Task details —
Each line should be copied exactly.

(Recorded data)
────────────────────
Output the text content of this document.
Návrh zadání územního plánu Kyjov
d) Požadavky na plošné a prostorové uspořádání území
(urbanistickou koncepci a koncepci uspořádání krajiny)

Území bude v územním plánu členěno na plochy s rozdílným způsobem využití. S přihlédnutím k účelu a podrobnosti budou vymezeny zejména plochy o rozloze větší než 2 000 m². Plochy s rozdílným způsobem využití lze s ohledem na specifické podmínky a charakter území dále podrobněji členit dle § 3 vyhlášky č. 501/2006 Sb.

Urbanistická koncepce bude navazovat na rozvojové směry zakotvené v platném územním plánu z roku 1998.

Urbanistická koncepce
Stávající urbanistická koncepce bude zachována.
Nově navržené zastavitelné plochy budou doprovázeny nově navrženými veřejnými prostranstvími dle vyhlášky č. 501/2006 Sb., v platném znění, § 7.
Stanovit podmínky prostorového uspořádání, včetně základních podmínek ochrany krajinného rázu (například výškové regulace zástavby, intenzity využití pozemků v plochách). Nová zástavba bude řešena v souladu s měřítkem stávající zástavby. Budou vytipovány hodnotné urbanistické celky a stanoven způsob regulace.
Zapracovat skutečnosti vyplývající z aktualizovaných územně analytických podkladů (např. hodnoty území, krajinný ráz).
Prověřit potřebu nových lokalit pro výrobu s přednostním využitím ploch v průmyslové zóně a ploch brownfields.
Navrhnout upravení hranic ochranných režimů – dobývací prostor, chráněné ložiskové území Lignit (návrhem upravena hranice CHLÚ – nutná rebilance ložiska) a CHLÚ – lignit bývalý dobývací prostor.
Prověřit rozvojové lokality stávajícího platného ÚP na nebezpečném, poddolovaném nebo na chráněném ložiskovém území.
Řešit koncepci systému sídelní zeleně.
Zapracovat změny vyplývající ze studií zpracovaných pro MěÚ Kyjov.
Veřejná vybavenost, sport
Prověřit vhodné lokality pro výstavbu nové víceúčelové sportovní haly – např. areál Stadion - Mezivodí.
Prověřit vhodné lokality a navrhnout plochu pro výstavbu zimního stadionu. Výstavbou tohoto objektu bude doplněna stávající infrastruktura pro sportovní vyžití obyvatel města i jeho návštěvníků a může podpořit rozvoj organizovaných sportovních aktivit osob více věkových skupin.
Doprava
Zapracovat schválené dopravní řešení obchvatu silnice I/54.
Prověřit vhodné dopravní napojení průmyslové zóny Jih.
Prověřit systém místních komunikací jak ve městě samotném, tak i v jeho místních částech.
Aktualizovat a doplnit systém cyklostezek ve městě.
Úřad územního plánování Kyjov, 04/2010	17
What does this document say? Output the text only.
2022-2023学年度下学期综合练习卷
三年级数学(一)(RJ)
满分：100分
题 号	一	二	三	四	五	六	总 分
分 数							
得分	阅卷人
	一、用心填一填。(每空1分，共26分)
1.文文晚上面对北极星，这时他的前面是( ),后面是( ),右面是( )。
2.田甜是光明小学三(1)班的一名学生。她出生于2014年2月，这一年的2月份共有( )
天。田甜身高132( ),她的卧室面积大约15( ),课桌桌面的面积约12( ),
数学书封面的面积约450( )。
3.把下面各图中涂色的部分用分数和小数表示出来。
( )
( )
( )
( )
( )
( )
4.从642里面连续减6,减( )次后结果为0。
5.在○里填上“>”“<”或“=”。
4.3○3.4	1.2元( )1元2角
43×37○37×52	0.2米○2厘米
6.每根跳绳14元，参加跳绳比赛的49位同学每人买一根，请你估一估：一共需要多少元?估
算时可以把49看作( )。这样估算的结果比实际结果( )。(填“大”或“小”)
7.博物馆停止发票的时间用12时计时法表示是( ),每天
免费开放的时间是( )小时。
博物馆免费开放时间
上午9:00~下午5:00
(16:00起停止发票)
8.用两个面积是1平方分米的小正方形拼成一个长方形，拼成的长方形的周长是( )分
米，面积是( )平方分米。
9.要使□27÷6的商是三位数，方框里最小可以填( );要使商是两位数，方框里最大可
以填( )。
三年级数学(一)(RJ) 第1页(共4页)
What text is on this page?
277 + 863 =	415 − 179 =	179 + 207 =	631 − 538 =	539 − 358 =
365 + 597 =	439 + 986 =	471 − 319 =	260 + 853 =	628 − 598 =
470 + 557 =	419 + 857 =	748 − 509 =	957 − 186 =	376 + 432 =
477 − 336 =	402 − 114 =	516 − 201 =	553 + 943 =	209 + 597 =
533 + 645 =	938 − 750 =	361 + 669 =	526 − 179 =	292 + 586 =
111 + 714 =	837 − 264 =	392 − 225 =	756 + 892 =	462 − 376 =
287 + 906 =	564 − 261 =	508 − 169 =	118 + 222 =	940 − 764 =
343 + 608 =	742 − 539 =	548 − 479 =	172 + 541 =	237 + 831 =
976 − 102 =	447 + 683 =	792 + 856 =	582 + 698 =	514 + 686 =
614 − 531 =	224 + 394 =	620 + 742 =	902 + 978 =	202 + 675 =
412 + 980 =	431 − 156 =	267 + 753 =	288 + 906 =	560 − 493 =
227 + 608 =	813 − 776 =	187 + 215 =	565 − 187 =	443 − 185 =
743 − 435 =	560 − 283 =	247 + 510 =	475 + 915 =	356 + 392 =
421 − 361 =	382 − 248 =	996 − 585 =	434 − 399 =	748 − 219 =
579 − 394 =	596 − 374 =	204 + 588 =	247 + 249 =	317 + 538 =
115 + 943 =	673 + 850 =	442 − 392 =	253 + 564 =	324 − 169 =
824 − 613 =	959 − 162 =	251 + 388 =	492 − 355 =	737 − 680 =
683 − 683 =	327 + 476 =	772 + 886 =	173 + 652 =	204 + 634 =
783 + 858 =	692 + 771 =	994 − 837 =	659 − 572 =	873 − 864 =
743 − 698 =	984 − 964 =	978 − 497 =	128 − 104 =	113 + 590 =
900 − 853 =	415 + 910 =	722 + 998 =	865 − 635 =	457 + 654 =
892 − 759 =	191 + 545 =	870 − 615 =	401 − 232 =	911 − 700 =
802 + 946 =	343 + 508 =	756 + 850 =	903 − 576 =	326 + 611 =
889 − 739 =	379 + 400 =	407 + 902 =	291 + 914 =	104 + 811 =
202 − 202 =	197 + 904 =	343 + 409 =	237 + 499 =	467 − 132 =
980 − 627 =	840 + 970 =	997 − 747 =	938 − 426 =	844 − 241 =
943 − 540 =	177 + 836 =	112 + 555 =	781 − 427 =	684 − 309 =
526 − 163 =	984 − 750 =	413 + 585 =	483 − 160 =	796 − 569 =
────────────────────
Reply to the task —
Output the text content of this document.
Návrh zadání územního plánu Kyjov
d) Požadavky na plošné a prostorové uspořádání území
(urbanistickou koncepci a koncepci uspořádání krajiny)

Území bude v územním plánu členěno na plochy s rozdílným způsobem využití. S přihlédnutím k účelu a podrobnosti budou vymezeny zejména plochy o rozloze větší než 2 000 m². Plochy s rozdílným způsobem využití lze s ohledem na specifické podmínky a charakter území dále podrobněji členit dle § 3 vyhlášky č. 501/2006 Sb.

Urbanistická koncepce bude navazovat na rozvojové směry zakotvené v platném územním plánu z roku 1998.

Urbanistická koncepce
Stávající urbanistická koncepce bude zachována.
Nově navržené zastavitelné plochy budou doprovázeny nově navrženými veřejnými prostranstvími dle vyhlášky č. 501/2006 Sb., v platném znění, § 7.
Stanovit podmínky prostorového uspořádání, včetně základních podmínek ochrany krajinného rázu (například výškové regulace zástavby, intenzity využití pozemků v plochách). Nová zástavba bude řešena v souladu s měřítkem stávající zástavby. Budou vytipovány hodnotné urbanistické celky a stanoven způsob regulace.
Zapracovat skutečnosti vyplývající z aktualizovaných územně analytických podkladů (např. hodnoty území, krajinný ráz).
Prověřit potřebu nových lokalit pro výrobu s přednostním využitím ploch v průmyslové zóně a ploch brownfields.
Navrhnout upravení hranic ochranných režimů – dobývací prostor, chráněné ložiskové území Lignit (návrhem upravena hranice CHLÚ – nutná rebilance ložiska) a CHLÚ – lignit bývalý dobývací prostor.
Prověřit rozvojové lokality stávajícího platného ÚP na nebezpečném, poddolovaném nebo na chráněném ložiskovém území.
Řešit koncepci systému sídelní zeleně.
Zapracovat změny vyplývající ze studií zpracovaných pro MěÚ Kyjov.
Veřejná vybavenost, sport
Prověřit vhodné lokality pro výstavbu nové víceúčelové sportovní haly – např. areál Stadion - Mezivodí.
Prověřit vhodné lokality a navrhnout plochu pro výstavbu zimního stadionu. Výstavbou tohoto objektu bude doplněna stávající infrastruktura pro sportovní vyžití obyvatel města i jeho návštěvníků a může podpořit rozvoj organizovaných sportovních aktivit osob více věkových skupin.
Doprava
Zapracovat schválené dopravní řešení obchvatu silnice I/54.
Prověřit vhodné dopravní napojení průmyslové zóny Jih.
Prověřit systém místních komunikací jak ve městě samotném, tak i v jeho místních částech.
Aktualizovat a doplnit systém cyklostezek ve městě.
Úřad územního plánování Kyjov, 04/2010	17
What does this document say? Output the text only.
2022-2023学年度下学期综合练习卷
三年级数学(一)(RJ)
满分：100分
题 号	一	二	三	四	五	六	总 分
分 数							
得分	阅卷人
	一、用心填一填。(每空1分，共26分)
1.文文晚上面对北极星，这时他的前面是( ),后面是( ),右面是( )。
2.田甜是光明小学三(1)班的一名学生。她出生于2014年2月，这一年的2月份共有( )
天。田甜身高132( ),她的卧室面积大约15( ),课桌桌面的面积约12( ),
数学书封面的面积约450( )。
3.把下面各图中涂色的部分用分数和小数表示出来。
( )
( )
( )
( )
( )
( )
4.从642里面连续减6,减( )次后结果为0。
5.在○里填上“>”“<”或“=”。
4.3○3.4	1.2元( )1元2角
43×37○37×52	0.2米○2厘米
6.每根跳绳14元，参加跳绳比赛的49位同学每人买一根，请你估一估：一共需要多少元?估
算时可以把49看作( )。这样估算的结果比实际结果( )。(填“大”或“小”)
7.博物馆停止发票的时间用12时计时法表示是( ),每天
免费开放的时间是( )小时。
博物馆免费开放时间
上午9:00~下午5:00
(16:00起停止发票)
8.用两个面积是1平方分米的小正方形拼成一个长方形，拼成的长方形的周长是( )分
米，面积是( )平方分米。
9.要使□27÷6的商是三位数，方框里最小可以填( );要使商是两位数，方框里最大可
以填( )。
三年级数学(一)(RJ) 第1页(共4页)
What text is on this page?
277 + 863 =	415 − 179 =	179 + 207 =	631 − 538 =	539 − 358 =
365 + 597 =	439 + 986 =	471 − 319 =	260 + 853 =	628 − 598 =
470 + 557 =	419 + 857 =	748 − 509 =	957 − 186 =	376 + 432 =
477 − 336 =	402 − 114 =	516 − 201 =	553 + 943 =	209 + 597 =
533 + 645 =	938 − 750 =	361 + 669 =	526 − 179 =	292 + 586 =
111 + 714 =	837 − 264 =	392 − 225 =	756 + 892 =	462 − 376 =
287 + 906 =	564 − 261 =	508 − 169 =	118 + 222 =	940 − 764 =
343 + 608 =	742 − 539 =	548 − 479 =	172 + 541 =	237 + 831 =
976 − 102 =	447 + 683 =	792 + 856 =	582 + 698 =	514 + 686 =
614 − 531 =	224 + 394 =	620 + 742 =	902 + 978 =	202 + 675 =
412 + 980 =	431 − 156 =	267 + 753 =	288 + 906 =	560 − 493 =
227 + 608 =	813 − 776 =	187 + 215 =	565 − 187 =	443 − 185 =
743 − 435 =	560 − 283 =	247 + 510 =	475 + 915 =	356 + 392 =
421 − 361 =	382 − 248 =	996 − 585 =	434 − 399 =	748 − 219 =
579 − 394 =	596 − 374 =	204 + 588 =	247 + 249 =	317 + 538 =
115 + 943 =	673 + 850 =	442 − 392 =	253 + 564 =	324 − 169 =
824 − 613 =	959 − 162 =	251 + 388 =	492 − 355 =	737 − 680 =
683 − 683 =	327 + 476 =	772 + 886 =	173 + 652 =	204 + 634 =
783 + 858 =	692 + 771 =	994 − 837 =	659 − 572 =	873 − 864 =
743 − 698 =	984 − 964 =	978 − 497 =	128 − 104 =	113 + 590 =
900 − 853 =	415 + 910 =	722 + 998 =	865 − 635 =	457 + 654 =
892 − 759 =	191 + 545 =	870 − 615 =	401 − 232 =	911 − 700 =
802 + 946 =	343 + 508 =	756 + 850 =	903 − 576 =	326 + 611 =
889 − 739 =	379 + 400 =	407 + 902 =	291 + 914 =	104 + 811 =
202 − 202 =	197 + 904 =	343 + 409 =	237 + 499 =	467 − 132 =
980 − 627 =	840 + 970 =	997 − 747 =	938 − 426 =	844 − 241 =
943 − 540 =	177 + 836 =	112 + 555 =	781 − 427 =	684 − 309 =
526 − 163 =	984 − 750 =	413 + 585 =	483 − 160 =	796 − 569 =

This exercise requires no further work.